● SHORT TASK:
Please retype the data in full and exactly; the pictures are not part of the copy.

● AVAILABLE DATA:
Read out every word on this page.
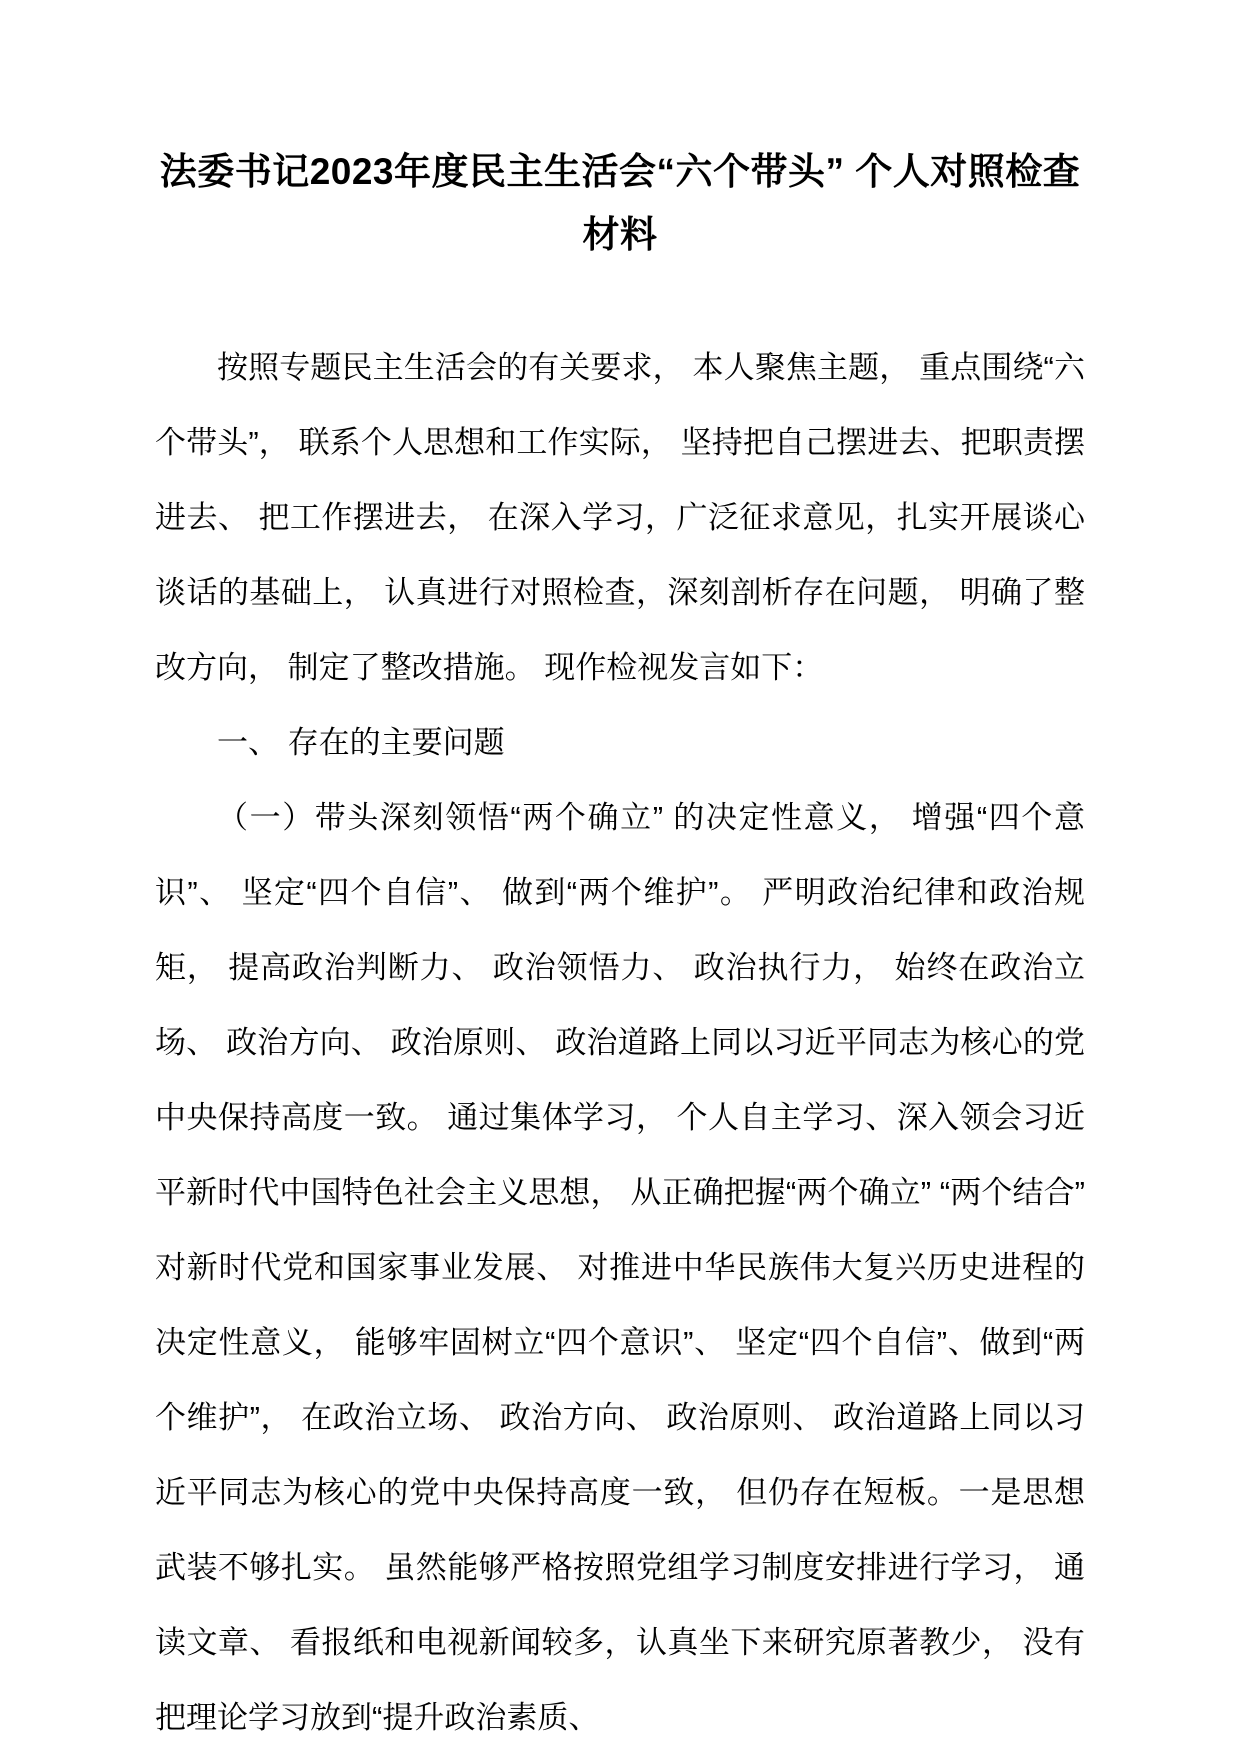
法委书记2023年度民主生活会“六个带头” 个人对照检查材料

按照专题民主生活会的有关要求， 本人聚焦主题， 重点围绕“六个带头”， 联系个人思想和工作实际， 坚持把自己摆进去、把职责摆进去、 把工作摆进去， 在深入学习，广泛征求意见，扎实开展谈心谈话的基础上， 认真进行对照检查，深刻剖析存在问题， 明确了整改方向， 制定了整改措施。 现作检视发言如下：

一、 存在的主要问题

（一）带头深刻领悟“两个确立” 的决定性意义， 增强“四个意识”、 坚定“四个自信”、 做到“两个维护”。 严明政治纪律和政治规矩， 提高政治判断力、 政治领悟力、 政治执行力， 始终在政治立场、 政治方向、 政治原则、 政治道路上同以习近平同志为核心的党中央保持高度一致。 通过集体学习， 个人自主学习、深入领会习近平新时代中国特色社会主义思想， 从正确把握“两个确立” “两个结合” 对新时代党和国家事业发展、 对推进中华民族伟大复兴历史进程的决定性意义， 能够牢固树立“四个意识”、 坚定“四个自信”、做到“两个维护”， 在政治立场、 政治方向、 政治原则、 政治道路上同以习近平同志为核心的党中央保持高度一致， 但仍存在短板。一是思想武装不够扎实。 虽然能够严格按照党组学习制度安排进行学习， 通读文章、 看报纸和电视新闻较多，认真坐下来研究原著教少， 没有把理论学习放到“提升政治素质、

● RESULT OF THE TASK:
Read out every word on this page.
法委书记2023年度民主生活会“六个带头” 个人对照检查材料

按照专题民主生活会的有关要求， 本人聚焦主题， 重点围绕“六个带头”， 联系个人思想和工作实际， 坚持把自己摆进去、把职责摆进去、 把工作摆进去， 在深入学习，广泛征求意见，扎实开展谈心谈话的基础上， 认真进行对照检查，深刻剖析存在问题， 明确了整改方向， 制定了整改措施。 现作检视发言如下：

一、 存在的主要问题

（一）带头深刻领悟“两个确立” 的决定性意义， 增强“四个意识”、 坚定“四个自信”、 做到“两个维护”。 严明政治纪律和政治规矩， 提高政治判断力、 政治领悟力、 政治执行力， 始终在政治立场、 政治方向、 政治原则、 政治道路上同以习近平同志为核心的党中央保持高度一致。 通过集体学习， 个人自主学习、深入领会习近平新时代中国特色社会主义思想， 从正确把握“两个确立” “两个结合” 对新时代党和国家事业发展、 对推进中华民族伟大复兴历史进程的决定性意义， 能够牢固树立“四个意识”、 坚定“四个自信”、做到“两个维护”， 在政治立场、 政治方向、 政治原则、 政治道路上同以习近平同志为核心的党中央保持高度一致， 但仍存在短板。一是思想武装不够扎实。 虽然能够严格按照党组学习制度安排进行学习， 通读文章、 看报纸和电视新闻较多，认真坐下来研究原著教少， 没有把理论学习放到“提升政治素质、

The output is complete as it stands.